<<<<

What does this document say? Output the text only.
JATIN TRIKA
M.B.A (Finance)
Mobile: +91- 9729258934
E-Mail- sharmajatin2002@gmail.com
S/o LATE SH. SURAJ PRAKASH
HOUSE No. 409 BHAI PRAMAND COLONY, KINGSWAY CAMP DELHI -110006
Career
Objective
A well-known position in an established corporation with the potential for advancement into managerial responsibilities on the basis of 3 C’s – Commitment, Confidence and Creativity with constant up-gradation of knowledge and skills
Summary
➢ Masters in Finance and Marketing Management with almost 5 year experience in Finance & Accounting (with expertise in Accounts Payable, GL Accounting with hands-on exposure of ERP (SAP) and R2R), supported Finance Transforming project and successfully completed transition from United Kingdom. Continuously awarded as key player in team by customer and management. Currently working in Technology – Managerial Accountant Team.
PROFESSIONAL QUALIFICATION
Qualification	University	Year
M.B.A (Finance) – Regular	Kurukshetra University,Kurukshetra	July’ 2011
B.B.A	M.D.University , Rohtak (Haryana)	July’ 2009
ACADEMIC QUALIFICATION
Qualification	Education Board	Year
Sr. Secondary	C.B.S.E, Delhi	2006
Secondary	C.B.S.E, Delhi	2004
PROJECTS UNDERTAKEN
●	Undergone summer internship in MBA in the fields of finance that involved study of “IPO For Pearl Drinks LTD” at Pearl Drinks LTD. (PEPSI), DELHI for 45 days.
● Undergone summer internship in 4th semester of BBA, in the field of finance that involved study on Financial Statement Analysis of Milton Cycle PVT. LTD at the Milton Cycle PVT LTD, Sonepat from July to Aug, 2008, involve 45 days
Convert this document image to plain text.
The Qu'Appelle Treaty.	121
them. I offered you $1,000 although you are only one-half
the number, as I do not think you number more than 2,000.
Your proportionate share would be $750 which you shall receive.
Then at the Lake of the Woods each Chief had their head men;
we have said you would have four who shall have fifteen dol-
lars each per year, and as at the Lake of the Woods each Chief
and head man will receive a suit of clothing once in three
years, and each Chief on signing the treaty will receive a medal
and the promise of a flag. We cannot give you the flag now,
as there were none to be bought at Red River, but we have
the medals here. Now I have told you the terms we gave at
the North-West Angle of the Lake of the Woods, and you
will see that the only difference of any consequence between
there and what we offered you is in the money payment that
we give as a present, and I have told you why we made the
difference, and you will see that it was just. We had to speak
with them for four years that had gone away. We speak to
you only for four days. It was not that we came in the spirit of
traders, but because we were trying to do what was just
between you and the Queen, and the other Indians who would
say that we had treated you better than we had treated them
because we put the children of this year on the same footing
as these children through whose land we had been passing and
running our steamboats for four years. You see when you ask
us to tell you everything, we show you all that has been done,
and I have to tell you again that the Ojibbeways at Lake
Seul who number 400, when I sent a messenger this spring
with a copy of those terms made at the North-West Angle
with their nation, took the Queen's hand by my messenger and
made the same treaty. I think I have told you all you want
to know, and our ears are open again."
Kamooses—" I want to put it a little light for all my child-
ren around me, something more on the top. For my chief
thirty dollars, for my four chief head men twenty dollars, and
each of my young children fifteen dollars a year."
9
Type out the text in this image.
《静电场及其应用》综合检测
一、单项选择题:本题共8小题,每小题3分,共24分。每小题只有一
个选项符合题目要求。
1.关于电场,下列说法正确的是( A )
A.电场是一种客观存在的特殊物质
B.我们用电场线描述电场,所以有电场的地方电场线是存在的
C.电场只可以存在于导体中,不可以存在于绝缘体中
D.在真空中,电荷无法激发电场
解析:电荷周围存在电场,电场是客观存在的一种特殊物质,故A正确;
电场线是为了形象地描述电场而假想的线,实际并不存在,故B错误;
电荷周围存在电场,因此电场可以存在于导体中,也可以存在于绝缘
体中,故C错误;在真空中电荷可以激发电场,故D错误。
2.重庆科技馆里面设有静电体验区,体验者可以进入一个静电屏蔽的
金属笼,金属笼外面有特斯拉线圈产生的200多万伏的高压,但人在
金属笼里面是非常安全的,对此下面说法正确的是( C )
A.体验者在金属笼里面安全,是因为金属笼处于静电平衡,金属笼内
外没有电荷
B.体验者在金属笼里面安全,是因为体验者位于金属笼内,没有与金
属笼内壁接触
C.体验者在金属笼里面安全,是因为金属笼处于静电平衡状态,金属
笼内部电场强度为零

>>>>

JOB -
Each line of the listing should be echoed back exactly.

WRITTEN REPLY -
What does this document say? Output the text only.
JATIN TRIKA
M.B.A (Finance)
Mobile: +91- 9729258934
E-Mail- sharmajatin2002@gmail.com
S/o LATE SH. SURAJ PRAKASH
HOUSE No. 409 BHAI PRAMAND COLONY, KINGSWAY CAMP DELHI -110006
Career
Objective
A well-known position in an established corporation with the potential for advancement into managerial responsibilities on the basis of 3 C’s – Commitment, Confidence and Creativity with constant up-gradation of knowledge and skills
Summary
➢ Masters in Finance and Marketing Management with almost 5 year experience in Finance & Accounting (with expertise in Accounts Payable, GL Accounting with hands-on exposure of ERP (SAP) and R2R), supported Finance Transforming project and successfully completed transition from United Kingdom. Continuously awarded as key player in team by customer and management. Currently working in Technology – Managerial Accountant Team.
PROFESSIONAL QUALIFICATION
Qualification	University	Year
M.B.A (Finance) – Regular	Kurukshetra University,Kurukshetra	July’ 2011
B.B.A	M.D.University , Rohtak (Haryana)	July’ 2009
ACADEMIC QUALIFICATION
Qualification	Education Board	Year
Sr. Secondary	C.B.S.E, Delhi	2006
Secondary	C.B.S.E, Delhi	2004
PROJECTS UNDERTAKEN
●	Undergone summer internship in MBA in the fields of finance that involved study of “IPO For Pearl Drinks LTD” at Pearl Drinks LTD. (PEPSI), DELHI for 45 days.
● Undergone summer internship in 4th semester of BBA, in the field of finance that involved study on Financial Statement Analysis of Milton Cycle PVT. LTD at the Milton Cycle PVT LTD, Sonepat from July to Aug, 2008, involve 45 days
Convert this document image to plain text.
The Qu'Appelle Treaty.	121
them. I offered you $1,000 although you are only one-half
the number, as I do not think you number more than 2,000.
Your proportionate share would be $750 which you shall receive.
Then at the Lake of the Woods each Chief had their head men;
we have said you would have four who shall have fifteen dol-
lars each per year, and as at the Lake of the Woods each Chief
and head man will receive a suit of clothing once in three
years, and each Chief on signing the treaty will receive a medal
and the promise of a flag. We cannot give you the flag now,
as there were none to be bought at Red River, but we have
the medals here. Now I have told you the terms we gave at
the North-West Angle of the Lake of the Woods, and you
will see that the only difference of any consequence between
there and what we offered you is in the money payment that
we give as a present, and I have told you why we made the
difference, and you will see that it was just. We had to speak
with them for four years that had gone away. We speak to
you only for four days. It was not that we came in the spirit of
traders, but because we were trying to do what was just
between you and the Queen, and the other Indians who would
say that we had treated you better than we had treated them
because we put the children of this year on the same footing
as these children through whose land we had been passing and
running our steamboats for four years. You see when you ask
us to tell you everything, we show you all that has been done,
and I have to tell you again that the Ojibbeways at Lake
Seul who number 400, when I sent a messenger this spring
with a copy of those terms made at the North-West Angle
with their nation, took the Queen's hand by my messenger and
made the same treaty. I think I have told you all you want
to know, and our ears are open again."
Kamooses—" I want to put it a little light for all my child-
ren around me, something more on the top. For my chief
thirty dollars, for my four chief head men twenty dollars, and
each of my young children fifteen dollars a year."
9
Type out the text in this image.
《静电场及其应用》综合检测
一、单项选择题:本题共8小题,每小题3分,共24分。每小题只有一
个选项符合题目要求。
1.关于电场,下列说法正确的是( A )
A.电场是一种客观存在的特殊物质
B.我们用电场线描述电场,所以有电场的地方电场线是存在的
C.电场只可以存在于导体中,不可以存在于绝缘体中
D.在真空中,电荷无法激发电场
解析:电荷周围存在电场,电场是客观存在的一种特殊物质,故A正确;
电场线是为了形象地描述电场而假想的线,实际并不存在,故B错误;
电荷周围存在电场,因此电场可以存在于导体中,也可以存在于绝缘
体中,故C错误;在真空中电荷可以激发电场,故D错误。
2.重庆科技馆里面设有静电体验区,体验者可以进入一个静电屏蔽的
金属笼,金属笼外面有特斯拉线圈产生的200多万伏的高压,但人在
金属笼里面是非常安全的,对此下面说法正确的是( C )
A.体验者在金属笼里面安全,是因为金属笼处于静电平衡,金属笼内
外没有电荷
B.体验者在金属笼里面安全,是因为体验者位于金属笼内,没有与金
属笼内壁接触
C.体验者在金属笼里面安全,是因为金属笼处于静电平衡状态,金属
笼内部电场强度为零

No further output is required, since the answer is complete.